> **REQUEST**: Write out the whole listing word for word.

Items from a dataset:
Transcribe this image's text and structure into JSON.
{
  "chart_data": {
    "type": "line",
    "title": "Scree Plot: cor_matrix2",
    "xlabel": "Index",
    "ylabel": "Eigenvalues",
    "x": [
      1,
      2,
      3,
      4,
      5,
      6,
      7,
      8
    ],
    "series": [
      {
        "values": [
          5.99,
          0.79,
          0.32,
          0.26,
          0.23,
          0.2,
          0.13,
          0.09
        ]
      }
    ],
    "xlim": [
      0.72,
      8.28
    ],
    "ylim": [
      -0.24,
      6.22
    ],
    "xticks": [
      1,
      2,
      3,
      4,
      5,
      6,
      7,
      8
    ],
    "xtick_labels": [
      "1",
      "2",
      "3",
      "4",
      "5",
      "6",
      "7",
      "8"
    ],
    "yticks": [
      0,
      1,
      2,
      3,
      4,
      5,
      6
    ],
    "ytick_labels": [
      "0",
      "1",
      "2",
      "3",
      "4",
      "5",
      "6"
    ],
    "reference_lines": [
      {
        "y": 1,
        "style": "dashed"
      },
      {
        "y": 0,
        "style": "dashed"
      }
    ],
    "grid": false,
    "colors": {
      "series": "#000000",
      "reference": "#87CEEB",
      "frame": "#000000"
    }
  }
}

> **CORRECT RESPONSE**:
Transcribe this image's text and structure into JSON.
{
  "chart_data": {
    "type": "line",
    "title": "Scree Plot: cor_matrix2",
    "xlabel": "Index",
    "ylabel": "Eigenvalues",
    "x": [
      1,
      2,
      3,
      4,
      5,
      6,
      7,
      8
    ],
    "series": [
      {
        "values": [
          5.99,
          0.79,
          0.32,
          0.26,
          0.23,
          0.2,
          0.13,
          0.09
        ]
      }
    ],
    "xlim": [
      0.72,
      8.28
    ],
    "ylim": [
      -0.24,
      6.22
    ],
    "xticks": [
      1,
      2,
      3,
      4,
      5,
      6,
      7,
      8
    ],
    "xtick_labels": [
      "1",
      "2",
      "3",
      "4",
      "5",
      "6",
      "7",
      "8"
    ],
    "yticks": [
      0,
      1,
      2,
      3,
      4,
      5,
      6
    ],
    "ytick_labels": [
      "0",
      "1",
      "2",
      "3",
      "4",
      "5",
      "6"
    ],
    "reference_lines": [
      {
        "y": 1,
        "style": "dashed"
      },
      {
        "y": 0,
        "style": "dashed"
      }
    ],
    "grid": false,
    "colors": {
      "series": "#000000",
      "reference": "#87CEEB",
      "frame": "#000000"
    }
  }
}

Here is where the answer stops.